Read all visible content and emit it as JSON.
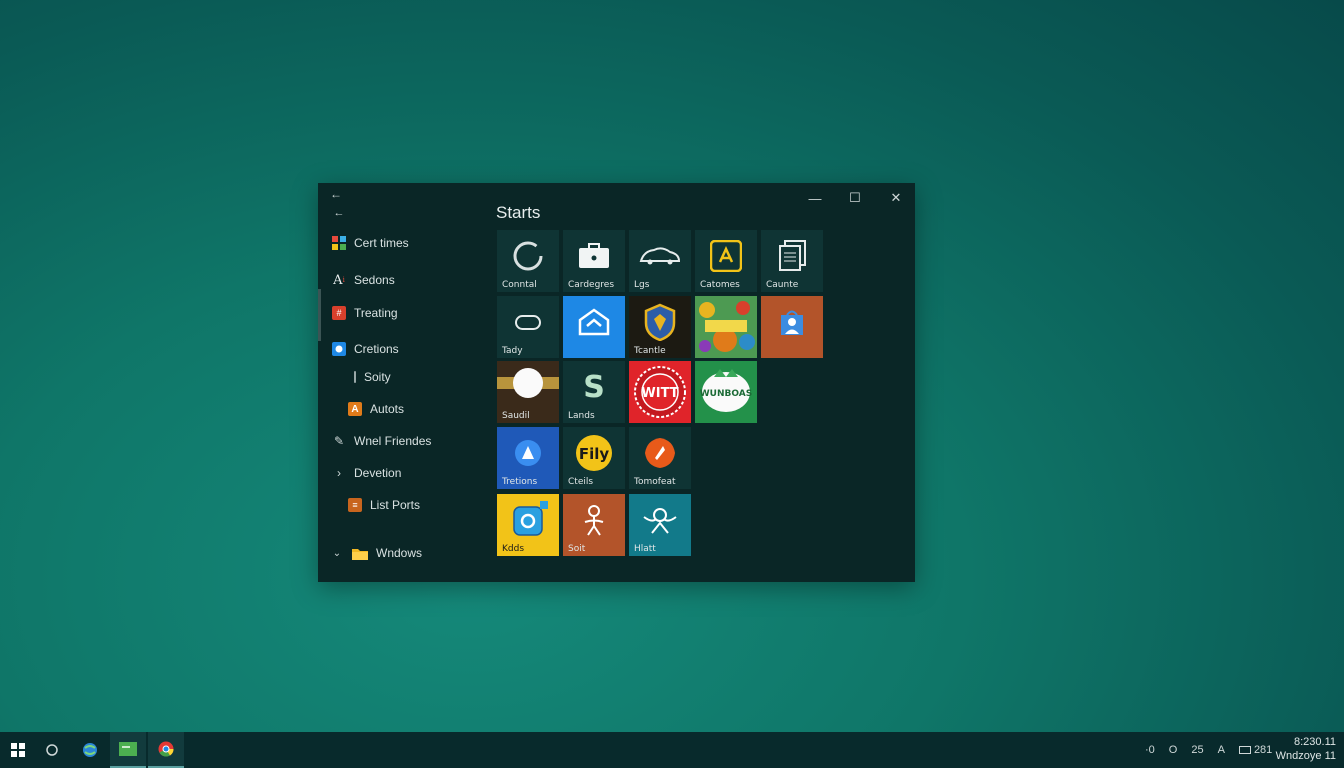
{
  "window": {
    "title": "Starts",
    "back_glyph": "←",
    "minimize_glyph": "—",
    "maximize_glyph": "☐",
    "close_glyph": "✕"
  },
  "sidebar": {
    "items": [
      {
        "label": "Cert times",
        "icon": "colorful-grid-icon"
      },
      {
        "label": "Sedons",
        "icon": "font-a-icon"
      },
      {
        "label": "Treating",
        "icon": "red-document-icon"
      },
      {
        "label": "Cretions",
        "icon": "blue-circle-icon"
      },
      {
        "label": "Soity",
        "icon": "line-icon"
      },
      {
        "label": "Autots",
        "icon": "orange-a-icon"
      },
      {
        "label": "Wnel Friendes",
        "icon": "pen-icon"
      },
      {
        "label": "Devetion",
        "icon": "chevron-right-icon"
      },
      {
        "label": "List Ports",
        "icon": "orange-doc-icon"
      },
      {
        "label": "Wndows",
        "icon": "folder-icon"
      }
    ]
  },
  "tiles": [
    {
      "label": "Conntal",
      "icon": "circle-ring-icon",
      "bg": "#0f3434"
    },
    {
      "label": "Cardegres",
      "icon": "briefcase-icon",
      "bg": "#0f3434"
    },
    {
      "label": "Lgs",
      "icon": "car-icon",
      "bg": "#0f3434"
    },
    {
      "label": "Catomes",
      "icon": "yellow-square-icon",
      "bg": "#0f3434"
    },
    {
      "label": "Caunte",
      "icon": "document-stack-icon",
      "bg": "#0f3434"
    },
    {
      "label": "Tady",
      "icon": "cloud-icon",
      "bg": "#0f3434"
    },
    {
      "label": "",
      "icon": "blue-house-icon",
      "bg": "#1e88e5"
    },
    {
      "label": "Tcantle",
      "icon": "shield-icon",
      "bg": "#2a2418"
    },
    {
      "label": "",
      "icon": "colorful-poster-icon",
      "bg": "#3d8a5a"
    },
    {
      "label": "",
      "icon": "person-bag-icon",
      "bg": "#b3542a"
    },
    {
      "label": "Saudil",
      "icon": "white-circle-icon",
      "bg": "#3a2a1a"
    },
    {
      "label": "Lands",
      "icon": "s-letter-icon",
      "bg": "#0f3434"
    },
    {
      "label": "",
      "icon": "red-badge-icon",
      "bg": "#e0242a",
      "text": "WITT"
    },
    {
      "label": "",
      "icon": "green-badge-icon",
      "bg": "#23914a",
      "text": "WUNBOAS"
    },
    {
      "label": "Tretions",
      "icon": "blue-a-icon",
      "bg": "#1f59b8"
    },
    {
      "label": "Cteils",
      "icon": "yellow-circle-icon",
      "bg": "#0f3434",
      "text": "Fily"
    },
    {
      "label": "Tomofeat",
      "icon": "orange-diamond-icon",
      "bg": "#0f3434"
    },
    {
      "label": "Kdds",
      "icon": "yellow-app-icon",
      "bg": "#f2c318"
    },
    {
      "label": "Soit",
      "icon": "figure-icon",
      "bg": "#b3542a"
    },
    {
      "label": "Hlatt",
      "icon": "wings-icon",
      "bg": "#127a8a"
    }
  ],
  "taskbar": {
    "tray_items": [
      "·0",
      "O",
      "25",
      "A",
      "281"
    ],
    "clock_time": "8:230.11",
    "clock_sub": "Wndzoye 11"
  }
}
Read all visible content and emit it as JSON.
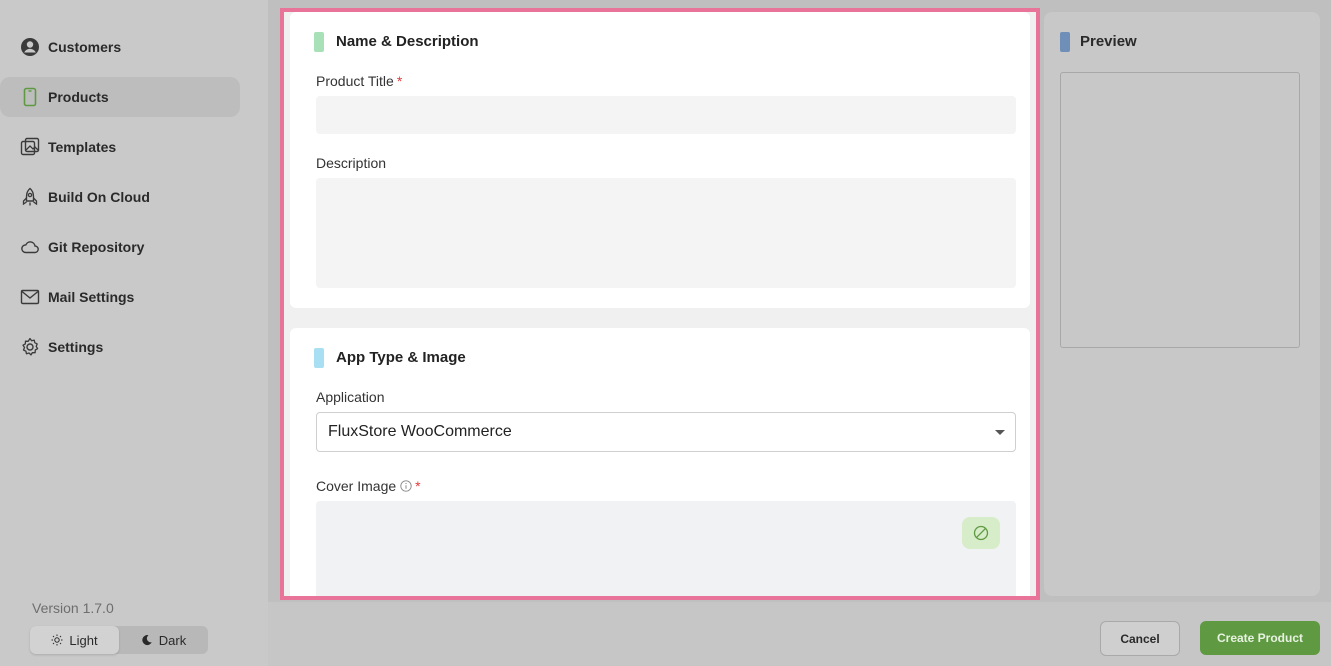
{
  "sidebar": {
    "items": [
      {
        "label": "Customers",
        "icon": "user-circle-icon"
      },
      {
        "label": "Products",
        "icon": "phone-icon",
        "active": true
      },
      {
        "label": "Templates",
        "icon": "images-icon"
      },
      {
        "label": "Build On Cloud",
        "icon": "rocket-icon"
      },
      {
        "label": "Git Repository",
        "icon": "cloud-icon"
      },
      {
        "label": "Mail Settings",
        "icon": "mail-icon"
      },
      {
        "label": "Settings",
        "icon": "gear-icon"
      }
    ],
    "version": "Version 1.7.0",
    "theme": {
      "light_label": "Light",
      "dark_label": "Dark",
      "selected": "Light"
    }
  },
  "form": {
    "name_section": {
      "title": "Name & Description",
      "product_title_label": "Product Title",
      "product_title_value": "",
      "description_label": "Description",
      "description_value": "",
      "required_mark": "*"
    },
    "app_section": {
      "title": "App Type & Image",
      "application_label": "Application",
      "application_value": "FluxStore WooCommerce",
      "cover_image_label": "Cover Image",
      "required_mark": "*"
    }
  },
  "preview": {
    "title": "Preview"
  },
  "footer": {
    "cancel_label": "Cancel",
    "create_label": "Create Product"
  },
  "colors": {
    "highlight_border": "#e8749a",
    "name_section_accent": "#a8e0b8",
    "app_section_accent": "#a9dff3",
    "preview_accent": "#6f8fb8",
    "primary_button": "#5f9a43",
    "required": "#e03b3b"
  }
}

§ Task goal:
Without including any pictures, please restate all the records exactly.

§ Task answer:
Read all visible content and emit it as JSON.
{
  "window": {
    "title": "Starts",
    "back_glyph": "←",
    "minimize_glyph": "—",
    "maximize_glyph": "☐",
    "close_glyph": "✕"
  },
  "sidebar": {
    "items": [
      {
        "label": "Cert times",
        "icon": "colorful-grid-icon"
      },
      {
        "label": "Sedons",
        "icon": "font-a-icon"
      },
      {
        "label": "Treating",
        "icon": "red-document-icon"
      },
      {
        "label": "Cretions",
        "icon": "blue-circle-icon"
      },
      {
        "label": "Soity",
        "icon": "line-icon"
      },
      {
        "label": "Autots",
        "icon": "orange-a-icon"
      },
      {
        "label": "Wnel Friendes",
        "icon": "pen-icon"
      },
      {
        "label": "Devetion",
        "icon": "chevron-right-icon"
      },
      {
        "label": "List Ports",
        "icon": "orange-doc-icon"
      },
      {
        "label": "Wndows",
        "icon": "folder-icon"
      }
    ]
  },
  "tiles": [
    {
      "label": "Conntal",
      "icon": "circle-ring-icon",
      "bg": "#0f3434"
    },
    {
      "label": "Cardegres",
      "icon": "briefcase-icon",
      "bg": "#0f3434"
    },
    {
      "label": "Lgs",
      "icon": "car-icon",
      "bg": "#0f3434"
    },
    {
      "label": "Catomes",
      "icon": "yellow-square-icon",
      "bg": "#0f3434"
    },
    {
      "label": "Caunte",
      "icon": "document-stack-icon",
      "bg": "#0f3434"
    },
    {
      "label": "Tady",
      "icon": "cloud-icon",
      "bg": "#0f3434"
    },
    {
      "label": "",
      "icon": "blue-house-icon",
      "bg": "#1e88e5"
    },
    {
      "label": "Tcantle",
      "icon": "shield-icon",
      "bg": "#2a2418"
    },
    {
      "label": "",
      "icon": "colorful-poster-icon",
      "bg": "#3d8a5a"
    },
    {
      "label": "",
      "icon": "person-bag-icon",
      "bg": "#b3542a"
    },
    {
      "label": "Saudil",
      "icon": "white-circle-icon",
      "bg": "#3a2a1a"
    },
    {
      "label": "Lands",
      "icon": "s-letter-icon",
      "bg": "#0f3434"
    },
    {
      "label": "",
      "icon": "red-badge-icon",
      "bg": "#e0242a",
      "text": "WITT"
    },
    {
      "label": "",
      "icon": "green-badge-icon",
      "bg": "#23914a",
      "text": "WUNBOAS"
    },
    {
      "label": "Tretions",
      "icon": "blue-a-icon",
      "bg": "#1f59b8"
    },
    {
      "label": "Cteils",
      "icon": "yellow-circle-icon",
      "bg": "#0f3434",
      "text": "Fily"
    },
    {
      "label": "Tomofeat",
      "icon": "orange-diamond-icon",
      "bg": "#0f3434"
    },
    {
      "label": "Kdds",
      "icon": "yellow-app-icon",
      "bg": "#f2c318"
    },
    {
      "label": "Soit",
      "icon": "figure-icon",
      "bg": "#b3542a"
    },
    {
      "label": "Hlatt",
      "icon": "wings-icon",
      "bg": "#127a8a"
    }
  ],
  "taskbar": {
    "tray_items": [
      "·0",
      "O",
      "25",
      "A",
      "281"
    ],
    "clock_time": "8:230.11",
    "clock_sub": "Wndzoye 11"
  }
}
Read all visible content and emit it as JSON.
{
  "sidebar": {
    "items": [
      {
        "label": "Customers",
        "icon": "user-circle-icon"
      },
      {
        "label": "Products",
        "icon": "phone-icon",
        "active": true
      },
      {
        "label": "Templates",
        "icon": "images-icon"
      },
      {
        "label": "Build On Cloud",
        "icon": "rocket-icon"
      },
      {
        "label": "Git Repository",
        "icon": "cloud-icon"
      },
      {
        "label": "Mail Settings",
        "icon": "mail-icon"
      },
      {
        "label": "Settings",
        "icon": "gear-icon"
      }
    ],
    "version": "Version 1.7.0",
    "theme": {
      "light_label": "Light",
      "dark_label": "Dark",
      "selected": "Light"
    }
  },
  "form": {
    "name_section": {
      "title": "Name & Description",
      "product_title_label": "Product Title",
      "product_title_value": "",
      "description_label": "Description",
      "description_value": "",
      "required_mark": "*"
    },
    "app_section": {
      "title": "App Type & Image",
      "application_label": "Application",
      "application_value": "FluxStore WooCommerce",
      "cover_image_label": "Cover Image",
      "required_mark": "*"
    }
  },
  "preview": {
    "title": "Preview"
  },
  "footer": {
    "cancel_label": "Cancel",
    "create_label": "Create Product"
  },
  "colors": {
    "highlight_border": "#e8749a",
    "name_section_accent": "#a8e0b8",
    "app_section_accent": "#a9dff3",
    "preview_accent": "#6f8fb8",
    "primary_button": "#5f9a43",
    "required": "#e03b3b"
  }
}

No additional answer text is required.